**Task statement:**
Reproduce the lines of the data below verbatim, starting at the line that contains "Bar bbox=[293, 379, 318, 390]" and ending at the line that contains "86% of semi-det: 26", with both of those lines included.

Element and coordinate records
+++++

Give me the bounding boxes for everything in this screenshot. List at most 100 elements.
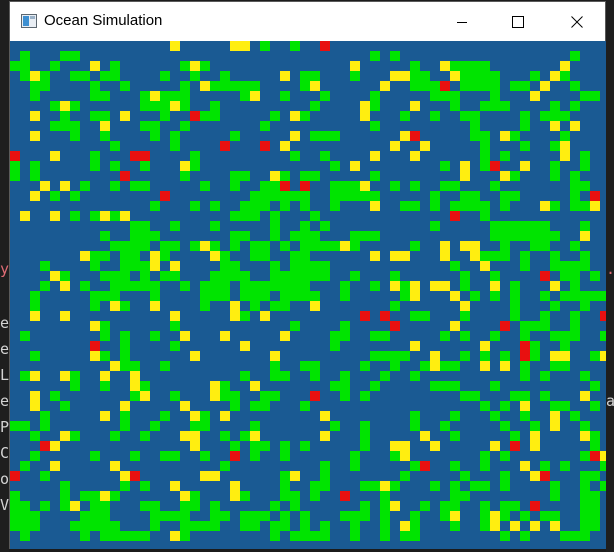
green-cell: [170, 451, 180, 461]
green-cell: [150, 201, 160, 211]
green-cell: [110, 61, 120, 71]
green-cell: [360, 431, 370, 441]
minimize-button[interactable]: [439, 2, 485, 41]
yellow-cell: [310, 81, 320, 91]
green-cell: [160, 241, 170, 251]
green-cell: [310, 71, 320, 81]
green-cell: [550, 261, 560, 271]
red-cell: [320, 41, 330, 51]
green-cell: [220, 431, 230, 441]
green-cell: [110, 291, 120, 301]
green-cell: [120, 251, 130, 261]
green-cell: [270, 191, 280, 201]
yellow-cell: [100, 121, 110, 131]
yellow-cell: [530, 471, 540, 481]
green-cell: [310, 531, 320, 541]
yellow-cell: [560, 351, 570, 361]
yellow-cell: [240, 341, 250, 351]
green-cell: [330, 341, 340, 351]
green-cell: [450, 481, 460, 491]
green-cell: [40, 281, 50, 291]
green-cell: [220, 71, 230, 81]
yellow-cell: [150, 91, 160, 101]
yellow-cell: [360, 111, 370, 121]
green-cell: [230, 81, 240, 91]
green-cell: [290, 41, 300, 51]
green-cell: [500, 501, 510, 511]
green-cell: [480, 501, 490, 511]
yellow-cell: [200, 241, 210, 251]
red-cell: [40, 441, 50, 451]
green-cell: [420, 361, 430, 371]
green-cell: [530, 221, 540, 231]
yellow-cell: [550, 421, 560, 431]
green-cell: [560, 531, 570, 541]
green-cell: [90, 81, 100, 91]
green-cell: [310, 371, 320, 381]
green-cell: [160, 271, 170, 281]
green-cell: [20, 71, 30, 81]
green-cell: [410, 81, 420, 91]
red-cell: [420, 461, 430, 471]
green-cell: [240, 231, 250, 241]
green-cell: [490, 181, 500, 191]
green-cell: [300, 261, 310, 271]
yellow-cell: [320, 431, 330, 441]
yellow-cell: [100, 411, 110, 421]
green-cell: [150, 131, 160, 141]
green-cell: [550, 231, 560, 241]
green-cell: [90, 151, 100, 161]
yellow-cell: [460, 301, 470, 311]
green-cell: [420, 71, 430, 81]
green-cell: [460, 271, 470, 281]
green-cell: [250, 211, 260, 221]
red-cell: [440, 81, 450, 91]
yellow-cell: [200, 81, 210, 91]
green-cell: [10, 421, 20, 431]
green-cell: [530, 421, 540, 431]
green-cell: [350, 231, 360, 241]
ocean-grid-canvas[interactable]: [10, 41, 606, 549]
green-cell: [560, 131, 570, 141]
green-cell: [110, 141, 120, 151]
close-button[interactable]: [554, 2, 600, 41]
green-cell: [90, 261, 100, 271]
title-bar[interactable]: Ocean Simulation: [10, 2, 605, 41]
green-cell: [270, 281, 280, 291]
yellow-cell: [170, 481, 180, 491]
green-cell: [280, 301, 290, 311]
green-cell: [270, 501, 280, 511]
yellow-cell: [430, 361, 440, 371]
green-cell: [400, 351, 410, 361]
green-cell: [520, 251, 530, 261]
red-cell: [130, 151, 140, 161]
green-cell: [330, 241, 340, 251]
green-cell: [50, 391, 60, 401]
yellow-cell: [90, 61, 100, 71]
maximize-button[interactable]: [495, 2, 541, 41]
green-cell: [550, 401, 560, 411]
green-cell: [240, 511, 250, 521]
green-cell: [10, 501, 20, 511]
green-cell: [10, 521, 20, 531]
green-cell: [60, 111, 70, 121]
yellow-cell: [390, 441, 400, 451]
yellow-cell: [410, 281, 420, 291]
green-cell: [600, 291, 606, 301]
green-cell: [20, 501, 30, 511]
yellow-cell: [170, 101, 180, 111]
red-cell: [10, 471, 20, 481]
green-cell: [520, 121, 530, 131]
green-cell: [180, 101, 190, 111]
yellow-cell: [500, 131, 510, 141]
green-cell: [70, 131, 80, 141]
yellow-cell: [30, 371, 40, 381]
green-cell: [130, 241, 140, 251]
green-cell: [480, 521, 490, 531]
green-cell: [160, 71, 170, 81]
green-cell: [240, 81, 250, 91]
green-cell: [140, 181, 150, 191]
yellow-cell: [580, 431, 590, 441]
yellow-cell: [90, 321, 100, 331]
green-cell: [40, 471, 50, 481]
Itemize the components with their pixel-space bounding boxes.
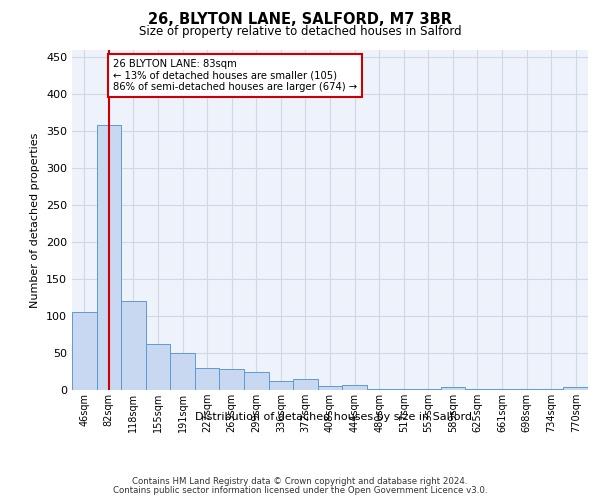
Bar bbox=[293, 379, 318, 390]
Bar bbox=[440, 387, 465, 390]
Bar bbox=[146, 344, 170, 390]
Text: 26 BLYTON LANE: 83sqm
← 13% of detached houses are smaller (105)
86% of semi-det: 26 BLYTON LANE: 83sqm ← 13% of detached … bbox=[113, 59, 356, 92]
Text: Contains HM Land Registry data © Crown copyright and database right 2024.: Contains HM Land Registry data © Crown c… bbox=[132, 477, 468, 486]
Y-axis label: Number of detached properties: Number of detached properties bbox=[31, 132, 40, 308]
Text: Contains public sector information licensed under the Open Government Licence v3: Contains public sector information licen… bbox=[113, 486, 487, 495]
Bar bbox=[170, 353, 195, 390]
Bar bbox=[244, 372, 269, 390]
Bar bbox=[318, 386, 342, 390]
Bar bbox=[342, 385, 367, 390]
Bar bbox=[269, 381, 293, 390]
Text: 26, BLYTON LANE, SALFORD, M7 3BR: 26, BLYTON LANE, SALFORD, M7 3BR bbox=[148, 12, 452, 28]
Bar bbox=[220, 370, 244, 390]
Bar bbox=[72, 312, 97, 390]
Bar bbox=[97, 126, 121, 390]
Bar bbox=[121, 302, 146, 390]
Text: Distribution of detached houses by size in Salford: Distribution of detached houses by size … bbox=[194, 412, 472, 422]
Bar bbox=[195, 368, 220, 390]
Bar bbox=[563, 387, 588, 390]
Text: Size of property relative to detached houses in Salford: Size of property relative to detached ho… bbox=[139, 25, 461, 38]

+++++

**Answer:**
Bar bbox=[293, 379, 318, 390]
Bar bbox=[440, 387, 465, 390]
Bar bbox=[146, 344, 170, 390]
Text: 26 BLYTON LANE: 83sqm
← 13% of detached houses are smaller (105)
86% of semi-det: 26 BLYTON LANE: 83sqm ← 13% of detached … bbox=[113, 59, 356, 92]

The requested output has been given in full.